_INPUT FOR THIS TASK_

········

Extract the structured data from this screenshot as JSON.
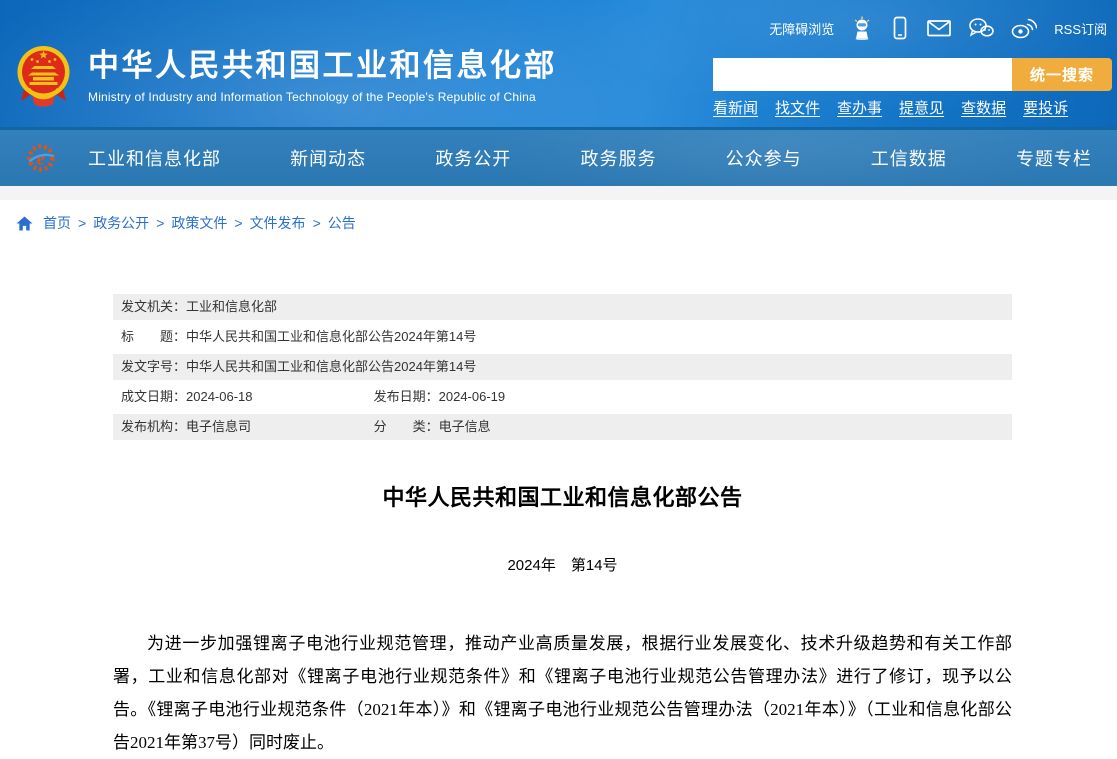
{
  "header": {
    "site_title": "中华人民共和国工业和信息化部",
    "site_subtitle": "Ministry of Industry and Information Technology of the People's Republic of China",
    "utility": {
      "accessibility_label": "无障碍浏览",
      "rss_label": "RSS订阅",
      "icons": [
        "robot-mascot-icon",
        "mobile-phone-icon",
        "mail-icon",
        "wechat-icon",
        "weibo-icon"
      ]
    },
    "search": {
      "placeholder": "",
      "value": "",
      "button_label": "统一搜索"
    },
    "quick_links": [
      "看新闻",
      "找文件",
      "查办事",
      "提意见",
      "查数据",
      "要投诉"
    ]
  },
  "nav": {
    "items": [
      "工业和信息化部",
      "新闻动态",
      "政务公开",
      "政务服务",
      "公众参与",
      "工信数据",
      "专题专栏"
    ]
  },
  "breadcrumb": {
    "separator": ">",
    "items": [
      "首页",
      "政务公开",
      "政策文件",
      "文件发布",
      "公告"
    ]
  },
  "meta": {
    "rows": [
      {
        "label": "发文机关：",
        "value": "工业和信息化部"
      },
      {
        "label": "标　　题：",
        "value": "中华人民共和国工业和信息化部公告2024年第14号"
      },
      {
        "label": "发文字号：",
        "value": "中华人民共和国工业和信息化部公告2024年第14号"
      },
      {
        "label": "成文日期：",
        "value": "2024-06-18",
        "label2": "发布日期：",
        "value2": "2024-06-19"
      },
      {
        "label": "发布机构：",
        "value": "电子信息司",
        "label2": "分　　类：",
        "value2": "电子信息"
      }
    ]
  },
  "article": {
    "title": "中华人民共和国工业和信息化部公告",
    "issue_line": "2024年　第14号",
    "body": "为进一步加强锂离子电池行业规范管理，推动产业高质量发展，根据行业发展变化、技术升级趋势和有关工作部署，工业和信息化部对《锂离子电池行业规范条件》和《锂离子电池行业规范公告管理办法》进行了修订，现予以公告。《锂离子电池行业规范条件（2021年本）》和《锂离子电池行业规范公告管理办法（2021年本）》（工业和信息化部公告2021年第37号）同时废止。"
  },
  "colors": {
    "header_blue": "#1b7fd2",
    "nav_blue": "#2e7cb7",
    "accent_orange": "#f0ac3d",
    "breadcrumb_blue": "#2a6fd0",
    "meta_row_gray": "#eeeeee",
    "emblem_red": "#dd2a1b",
    "emblem_gold": "#f3c216"
  }
}
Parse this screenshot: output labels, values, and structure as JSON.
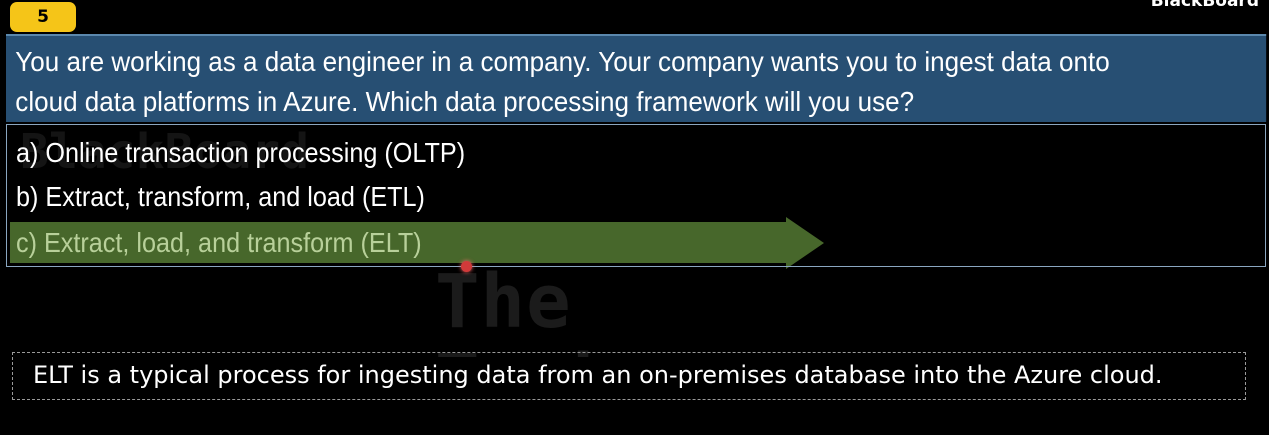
{
  "question_number": "5",
  "brand_text": "BlackBoard",
  "watermark": {
    "line1": "The Tech",
    "line2": "BlackBoard"
  },
  "question": {
    "line1": "You are working as a data engineer in a company. Your company wants you to ingest data onto",
    "line2": "cloud data platforms in Azure. Which data processing framework will you use?"
  },
  "options": [
    {
      "label": "a) Online transaction processing (OLTP)"
    },
    {
      "label": "b) Extract, transform, and load (ETL)"
    },
    {
      "label": "c) Extract, load, and transform (ELT)",
      "selected": true
    }
  ],
  "answer_note": "ELT is a typical process for ingesting data from an on-premises database into the Azure cloud.",
  "colors": {
    "badge": "#f5c518",
    "question_bg": "#274f73",
    "highlight_arrow": "#47672b",
    "selected_text": "#b8d09a",
    "cursor": "#d13a3a"
  }
}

········

Set every line down exactly as written, leaving each picture out.

Extract the structured data from this screenshot as JSON.
{
  "header": {
    "site_title": "中华人民共和国工业和信息化部",
    "site_subtitle": "Ministry of Industry and Information Technology of the People's Republic of China",
    "utility": {
      "accessibility_label": "无障碍浏览",
      "rss_label": "RSS订阅",
      "icons": [
        "robot-mascot-icon",
        "mobile-phone-icon",
        "mail-icon",
        "wechat-icon",
        "weibo-icon"
      ]
    },
    "search": {
      "placeholder": "",
      "value": "",
      "button_label": "统一搜索"
    },
    "quick_links": [
      "看新闻",
      "找文件",
      "查办事",
      "提意见",
      "查数据",
      "要投诉"
    ]
  },
  "nav": {
    "items": [
      "工业和信息化部",
      "新闻动态",
      "政务公开",
      "政务服务",
      "公众参与",
      "工信数据",
      "专题专栏"
    ]
  },
  "breadcrumb": {
    "separator": ">",
    "items": [
      "首页",
      "政务公开",
      "政策文件",
      "文件发布",
      "公告"
    ]
  },
  "meta": {
    "rows": [
      {
        "label": "发文机关：",
        "value": "工业和信息化部"
      },
      {
        "label": "标　　题：",
        "value": "中华人民共和国工业和信息化部公告2024年第14号"
      },
      {
        "label": "发文字号：",
        "value": "中华人民共和国工业和信息化部公告2024年第14号"
      },
      {
        "label": "成文日期：",
        "value": "2024-06-18",
        "label2": "发布日期：",
        "value2": "2024-06-19"
      },
      {
        "label": "发布机构：",
        "value": "电子信息司",
        "label2": "分　　类：",
        "value2": "电子信息"
      }
    ]
  },
  "article": {
    "title": "中华人民共和国工业和信息化部公告",
    "issue_line": "2024年　第14号",
    "body": "为进一步加强锂离子电池行业规范管理，推动产业高质量发展，根据行业发展变化、技术升级趋势和有关工作部署，工业和信息化部对《锂离子电池行业规范条件》和《锂离子电池行业规范公告管理办法》进行了修订，现予以公告。《锂离子电池行业规范条件（2021年本）》和《锂离子电池行业规范公告管理办法（2021年本）》（工业和信息化部公告2021年第37号）同时废止。"
  },
  "colors": {
    "header_blue": "#1b7fd2",
    "nav_blue": "#2e7cb7",
    "accent_orange": "#f0ac3d",
    "breadcrumb_blue": "#2a6fd0",
    "meta_row_gray": "#eeeeee",
    "emblem_red": "#dd2a1b",
    "emblem_gold": "#f3c216"
  }
}
Parse this screenshot: output labels, values, and structure as JSON.
{
  "question_number": "5",
  "brand_text": "BlackBoard",
  "watermark": {
    "line1": "The Tech",
    "line2": "BlackBoard"
  },
  "question": {
    "line1": "You are working as a data engineer in a company. Your company wants you to ingest data onto",
    "line2": "cloud data platforms in Azure. Which data processing framework will you use?"
  },
  "options": [
    {
      "label": "a) Online transaction processing (OLTP)"
    },
    {
      "label": "b) Extract, transform, and load (ETL)"
    },
    {
      "label": "c) Extract, load, and transform (ELT)",
      "selected": true
    }
  ],
  "answer_note": "ELT is a typical process for ingesting data from an on-premises database into the Azure cloud.",
  "colors": {
    "badge": "#f5c518",
    "question_bg": "#274f73",
    "highlight_arrow": "#47672b",
    "selected_text": "#b8d09a",
    "cursor": "#d13a3a"
  }
}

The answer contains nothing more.